Celan, repassé par le présent de Heidegger

Hans-Peter Kunisch, Todtnauberg. Die Geschichte von Paul Celan, Martin Heidegger und ihrer unmöglichen Begegnung, dtv Verlagsgesellschaft, München, 2020, 350 p. 

L'ouvrage comprend une bibliographie classée (Literaturverzeichnis) et un Index nominum (Register).

L'auteur est un journaliste suisse, né en 1962 ; Docteur en philosophie, il décrit l'évolution et le parcours de Paul Celan qui chercha à rencontrer Martin Heidegger. Rencontre pourtant difficile que celle que tente Paul Celan, dont les parents, parce que juifs, ont été assassinés par les nazis dans un camp de concentration. Paul Celan veut rencontrer Martin Heidegger, qui a participé dès 1933 au pouvoir des nazis en Allemagne. Martin Heidegger, lui, n'a d'ailleurs jamais remis en question sa propre participation au pouvoir nazi alors que, Professeur, il fut nommé, par les nazis, Recteur de l'Université de Freiburg, et ce, dès la prise du pouvoir par les nazis, en 1933. Martin Heidegger fut également membre du parti nazi (NDSAP) de 1933 à 1945. Son directeur de thèse, Edmund Husserl, était juif et sera donc exclu de l'université allemande par l'administration nazie et sera "oublié" alors par Martin Heidegger qui lui avait pourtant quelques années auparavant, en 1927, dédicacé sa thèse. On peut raconter l'histoire bien plus longuement et interpréter plus finement telle ou telle déclaration fumeuse et emberlificotée du philosophe : les faits sont faits, et têtus. Et ils sont a priori impardonnables. Emmanuel Lévinas qui fut, très jeune, un lecteur et un  auditeur attentif du Heidegger de Sein und Zeit, n'a jamais pardonné, quand tant d'autres, et non des moindres, ont tenté de comprendre, entre autres Hannah Arendt, amante de Martin Heidegger, Karl Jaspers, Karl Löwith, Herbert Marcuse, Hans-Georg Gadamer, et ont, diversement, contribué à la gloire posthume de Martin Heidegger.

▶ Jeu de données:
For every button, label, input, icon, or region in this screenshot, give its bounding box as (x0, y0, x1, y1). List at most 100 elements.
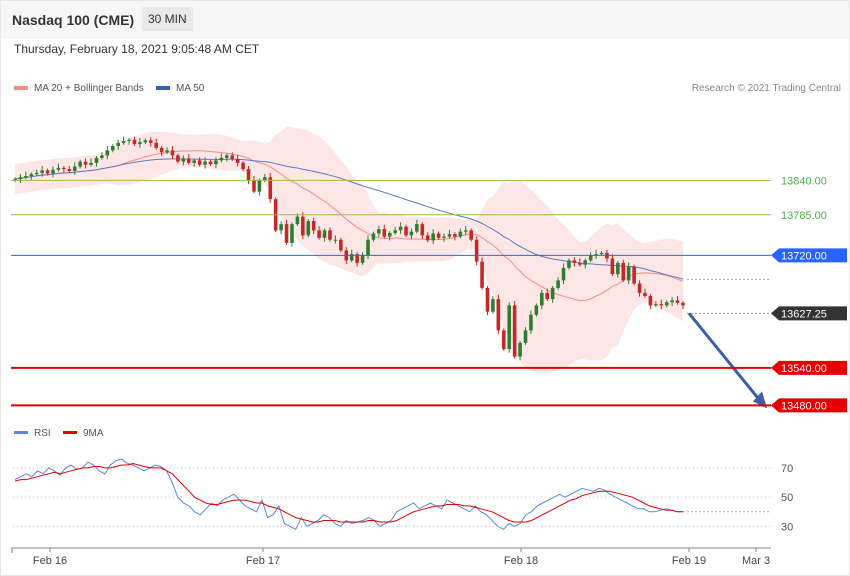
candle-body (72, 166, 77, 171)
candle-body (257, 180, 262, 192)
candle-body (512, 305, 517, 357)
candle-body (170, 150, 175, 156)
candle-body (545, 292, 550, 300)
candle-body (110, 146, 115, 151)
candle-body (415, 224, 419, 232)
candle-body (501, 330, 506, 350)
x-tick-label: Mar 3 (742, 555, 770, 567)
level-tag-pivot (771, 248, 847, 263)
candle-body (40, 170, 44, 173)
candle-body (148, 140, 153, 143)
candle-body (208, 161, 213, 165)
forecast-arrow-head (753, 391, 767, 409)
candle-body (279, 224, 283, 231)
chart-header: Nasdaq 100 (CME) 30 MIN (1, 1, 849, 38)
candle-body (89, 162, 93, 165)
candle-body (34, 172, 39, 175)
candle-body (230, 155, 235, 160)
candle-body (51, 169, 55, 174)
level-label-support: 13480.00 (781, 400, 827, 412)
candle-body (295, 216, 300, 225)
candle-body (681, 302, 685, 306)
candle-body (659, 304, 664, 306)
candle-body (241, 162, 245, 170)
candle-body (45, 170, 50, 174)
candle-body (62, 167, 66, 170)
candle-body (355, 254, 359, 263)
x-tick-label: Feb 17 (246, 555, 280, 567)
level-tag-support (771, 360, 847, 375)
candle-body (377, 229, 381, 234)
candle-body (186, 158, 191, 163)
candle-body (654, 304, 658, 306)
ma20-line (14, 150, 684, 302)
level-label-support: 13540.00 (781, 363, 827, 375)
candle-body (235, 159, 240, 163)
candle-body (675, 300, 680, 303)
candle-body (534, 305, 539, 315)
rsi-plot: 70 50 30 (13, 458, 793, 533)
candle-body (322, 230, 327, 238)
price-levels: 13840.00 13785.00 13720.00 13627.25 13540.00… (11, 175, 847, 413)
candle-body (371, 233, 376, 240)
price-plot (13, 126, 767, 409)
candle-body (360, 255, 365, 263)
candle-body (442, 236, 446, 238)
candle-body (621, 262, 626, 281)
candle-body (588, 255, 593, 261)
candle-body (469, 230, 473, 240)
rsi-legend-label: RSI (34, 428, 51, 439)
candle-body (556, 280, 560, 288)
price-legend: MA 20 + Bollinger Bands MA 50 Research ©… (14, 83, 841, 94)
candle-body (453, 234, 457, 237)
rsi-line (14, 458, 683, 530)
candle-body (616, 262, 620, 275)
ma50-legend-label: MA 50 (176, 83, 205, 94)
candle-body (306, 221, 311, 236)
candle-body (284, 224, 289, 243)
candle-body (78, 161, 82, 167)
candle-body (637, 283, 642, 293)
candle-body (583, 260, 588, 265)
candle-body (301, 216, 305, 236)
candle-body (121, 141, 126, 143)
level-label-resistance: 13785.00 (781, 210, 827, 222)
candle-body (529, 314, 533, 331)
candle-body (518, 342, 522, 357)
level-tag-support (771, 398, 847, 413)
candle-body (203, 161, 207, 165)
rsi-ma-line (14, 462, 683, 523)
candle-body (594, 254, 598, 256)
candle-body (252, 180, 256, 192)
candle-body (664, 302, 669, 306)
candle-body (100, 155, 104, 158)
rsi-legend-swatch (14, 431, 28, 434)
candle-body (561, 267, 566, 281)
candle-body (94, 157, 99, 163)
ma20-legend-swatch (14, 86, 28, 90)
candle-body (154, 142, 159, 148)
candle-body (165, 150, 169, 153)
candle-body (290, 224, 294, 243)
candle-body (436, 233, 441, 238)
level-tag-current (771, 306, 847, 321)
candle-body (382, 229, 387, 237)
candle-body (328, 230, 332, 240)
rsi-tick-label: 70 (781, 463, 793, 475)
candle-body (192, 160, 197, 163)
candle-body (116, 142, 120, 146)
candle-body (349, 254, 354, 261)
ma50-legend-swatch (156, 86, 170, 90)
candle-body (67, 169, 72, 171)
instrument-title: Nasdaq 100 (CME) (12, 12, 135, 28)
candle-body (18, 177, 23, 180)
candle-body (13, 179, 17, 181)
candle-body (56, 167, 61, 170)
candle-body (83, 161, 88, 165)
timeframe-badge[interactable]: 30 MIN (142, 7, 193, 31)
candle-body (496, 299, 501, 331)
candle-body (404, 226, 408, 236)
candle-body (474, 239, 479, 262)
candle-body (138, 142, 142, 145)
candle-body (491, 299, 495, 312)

▶ Tâche courte: Retapez en entier le texte sur Celan et Heidegger, sans y changer un seul mot ni un signe.

▶ Réponse finale:
Celan, repassé par le présent de Heidegger

Hans-Peter Kunisch, Todtnauberg. Die Geschichte von Paul Celan, Martin Heidegger und ihrer unmöglichen Begegnung, dtv Verlagsgesellschaft, München, 2020, 350 p. 

L'ouvrage comprend une bibliographie classée (Literaturverzeichnis) et un Index nominum (Register).

L'auteur est un journaliste suisse, né en 1962 ; Docteur en philosophie, il décrit l'évolution et le parcours de Paul Celan qui chercha à rencontrer Martin Heidegger. Rencontre pourtant difficile que celle que tente Paul Celan, dont les parents, parce que juifs, ont été assassinés par les nazis dans un camp de concentration. Paul Celan veut rencontrer Martin Heidegger, qui a participé dès 1933 au pouvoir des nazis en Allemagne. Martin Heidegger, lui, n'a d'ailleurs jamais remis en question sa propre participation au pouvoir nazi alors que, Professeur, il fut nommé, par les nazis, Recteur de l'Université de Freiburg, et ce, dès la prise du pouvoir par les nazis, en 1933. Martin Heidegger fut également membre du parti nazi (NDSAP) de 1933 à 1945. Son directeur de thèse, Edmund Husserl, était juif et sera donc exclu de l'université allemande par l'administration nazie et sera "oublié" alors par Martin Heidegger qui lui avait pourtant quelques années auparavant, en 1927, dédicacé sa thèse. On peut raconter l'histoire bien plus longuement et interpréter plus finement telle ou telle déclaration fumeuse et emberlificotée du philosophe : les faits sont faits, et têtus. Et ils sont a priori impardonnables. Emmanuel Lévinas qui fut, très jeune, un lecteur et un  auditeur attentif du Heidegger de Sein und Zeit, n'a jamais pardonné, quand tant d'autres, et non des moindres, ont tenté de comprendre, entre autres Hannah Arendt, amante de Martin Heidegger, Karl Jaspers, Karl Löwith, Herbert Marcuse, Hans-Georg Gadamer, et ont, diversement, contribué à la gloire posthume de Martin Heidegger.